* Your objective
Restate the entries below verbatim.

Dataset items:
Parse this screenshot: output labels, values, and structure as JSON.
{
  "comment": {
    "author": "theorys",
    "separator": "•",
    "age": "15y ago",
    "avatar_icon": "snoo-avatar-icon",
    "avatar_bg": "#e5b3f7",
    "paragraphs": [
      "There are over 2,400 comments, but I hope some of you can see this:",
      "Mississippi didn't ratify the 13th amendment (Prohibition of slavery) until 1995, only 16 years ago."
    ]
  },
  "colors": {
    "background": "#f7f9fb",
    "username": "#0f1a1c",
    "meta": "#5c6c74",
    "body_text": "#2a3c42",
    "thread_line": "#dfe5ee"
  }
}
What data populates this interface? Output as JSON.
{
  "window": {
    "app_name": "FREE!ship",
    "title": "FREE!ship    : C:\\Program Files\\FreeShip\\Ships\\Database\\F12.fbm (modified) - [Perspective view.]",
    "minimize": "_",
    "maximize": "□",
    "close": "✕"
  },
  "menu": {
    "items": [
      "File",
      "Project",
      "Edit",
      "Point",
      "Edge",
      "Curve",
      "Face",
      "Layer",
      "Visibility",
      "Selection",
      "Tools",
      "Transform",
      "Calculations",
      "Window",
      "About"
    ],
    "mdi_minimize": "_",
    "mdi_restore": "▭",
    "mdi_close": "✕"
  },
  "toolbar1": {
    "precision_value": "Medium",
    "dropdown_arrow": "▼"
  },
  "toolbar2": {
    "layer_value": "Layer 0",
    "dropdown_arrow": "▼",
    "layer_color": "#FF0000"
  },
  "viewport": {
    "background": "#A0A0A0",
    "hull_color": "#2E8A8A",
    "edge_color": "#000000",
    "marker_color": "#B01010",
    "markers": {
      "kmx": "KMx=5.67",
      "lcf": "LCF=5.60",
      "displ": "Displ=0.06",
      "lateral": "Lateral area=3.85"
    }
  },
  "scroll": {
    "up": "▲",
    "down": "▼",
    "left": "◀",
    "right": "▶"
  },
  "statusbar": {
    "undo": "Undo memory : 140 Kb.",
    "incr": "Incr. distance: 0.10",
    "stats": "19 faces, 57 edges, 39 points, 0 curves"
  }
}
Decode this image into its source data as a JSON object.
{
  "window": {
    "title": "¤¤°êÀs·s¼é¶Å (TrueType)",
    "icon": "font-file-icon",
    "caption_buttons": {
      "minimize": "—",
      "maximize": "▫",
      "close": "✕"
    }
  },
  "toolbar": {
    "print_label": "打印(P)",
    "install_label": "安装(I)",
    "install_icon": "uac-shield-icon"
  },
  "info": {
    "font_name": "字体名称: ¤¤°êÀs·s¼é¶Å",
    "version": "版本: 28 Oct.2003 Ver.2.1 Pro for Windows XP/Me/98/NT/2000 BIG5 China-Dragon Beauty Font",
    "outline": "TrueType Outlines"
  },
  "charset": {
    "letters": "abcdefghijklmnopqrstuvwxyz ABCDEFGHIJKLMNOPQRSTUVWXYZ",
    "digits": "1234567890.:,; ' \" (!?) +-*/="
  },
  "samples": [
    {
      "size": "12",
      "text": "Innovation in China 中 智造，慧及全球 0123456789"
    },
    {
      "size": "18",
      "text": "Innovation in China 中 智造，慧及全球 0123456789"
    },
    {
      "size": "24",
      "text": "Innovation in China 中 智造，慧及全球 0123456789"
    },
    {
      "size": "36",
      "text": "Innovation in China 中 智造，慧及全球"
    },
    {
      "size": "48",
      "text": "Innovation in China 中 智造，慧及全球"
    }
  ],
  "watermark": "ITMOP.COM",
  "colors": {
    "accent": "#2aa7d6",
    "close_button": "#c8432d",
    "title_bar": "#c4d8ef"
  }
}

* Completed exercise
Parse this screenshot: output labels, values, and structure as JSON.
{
  "comment": {
    "author": "theorys",
    "separator": "•",
    "age": "15y ago",
    "avatar_icon": "snoo-avatar-icon",
    "avatar_bg": "#e5b3f7",
    "paragraphs": [
      "There are over 2,400 comments, but I hope some of you can see this:",
      "Mississippi didn't ratify the 13th amendment (Prohibition of slavery) until 1995, only 16 years ago."
    ]
  },
  "colors": {
    "background": "#f7f9fb",
    "username": "#0f1a1c",
    "meta": "#5c6c74",
    "body_text": "#2a3c42",
    "thread_line": "#dfe5ee"
  }
}
What data populates this interface? Output as JSON.
{
  "window": {
    "app_name": "FREE!ship",
    "title": "FREE!ship    : C:\\Program Files\\FreeShip\\Ships\\Database\\F12.fbm (modified) - [Perspective view.]",
    "minimize": "_",
    "maximize": "□",
    "close": "✕"
  },
  "menu": {
    "items": [
      "File",
      "Project",
      "Edit",
      "Point",
      "Edge",
      "Curve",
      "Face",
      "Layer",
      "Visibility",
      "Selection",
      "Tools",
      "Transform",
      "Calculations",
      "Window",
      "About"
    ],
    "mdi_minimize": "_",
    "mdi_restore": "▭",
    "mdi_close": "✕"
  },
  "toolbar1": {
    "precision_value": "Medium",
    "dropdown_arrow": "▼"
  },
  "toolbar2": {
    "layer_value": "Layer 0",
    "dropdown_arrow": "▼",
    "layer_color": "#FF0000"
  },
  "viewport": {
    "background": "#A0A0A0",
    "hull_color": "#2E8A8A",
    "edge_color": "#000000",
    "marker_color": "#B01010",
    "markers": {
      "kmx": "KMx=5.67",
      "lcf": "LCF=5.60",
      "displ": "Displ=0.06",
      "lateral": "Lateral area=3.85"
    }
  },
  "scroll": {
    "up": "▲",
    "down": "▼",
    "left": "◀",
    "right": "▶"
  },
  "statusbar": {
    "undo": "Undo memory : 140 Kb.",
    "incr": "Incr. distance: 0.10",
    "stats": "19 faces, 57 edges, 39 points, 0 curves"
  }
}
Decode this image into its source data as a JSON object.
{
  "window": {
    "title": "¤¤°êÀs·s¼é¶Å (TrueType)",
    "icon": "font-file-icon",
    "caption_buttons": {
      "minimize": "—",
      "maximize": "▫",
      "close": "✕"
    }
  },
  "toolbar": {
    "print_label": "打印(P)",
    "install_label": "安装(I)",
    "install_icon": "uac-shield-icon"
  },
  "info": {
    "font_name": "字体名称: ¤¤°êÀs·s¼é¶Å",
    "version": "版本: 28 Oct.2003 Ver.2.1 Pro for Windows XP/Me/98/NT/2000 BIG5 China-Dragon Beauty Font",
    "outline": "TrueType Outlines"
  },
  "charset": {
    "letters": "abcdefghijklmnopqrstuvwxyz ABCDEFGHIJKLMNOPQRSTUVWXYZ",
    "digits": "1234567890.:,; ' \" (!?) +-*/="
  },
  "samples": [
    {
      "size": "12",
      "text": "Innovation in China 中 智造，慧及全球 0123456789"
    },
    {
      "size": "18",
      "text": "Innovation in China 中 智造，慧及全球 0123456789"
    },
    {
      "size": "24",
      "text": "Innovation in China 中 智造，慧及全球 0123456789"
    },
    {
      "size": "36",
      "text": "Innovation in China 中 智造，慧及全球"
    },
    {
      "size": "48",
      "text": "Innovation in China 中 智造，慧及全球"
    }
  ],
  "watermark": "ITMOP.COM",
  "colors": {
    "accent": "#2aa7d6",
    "close_button": "#c8432d",
    "title_bar": "#c4d8ef"
  }
}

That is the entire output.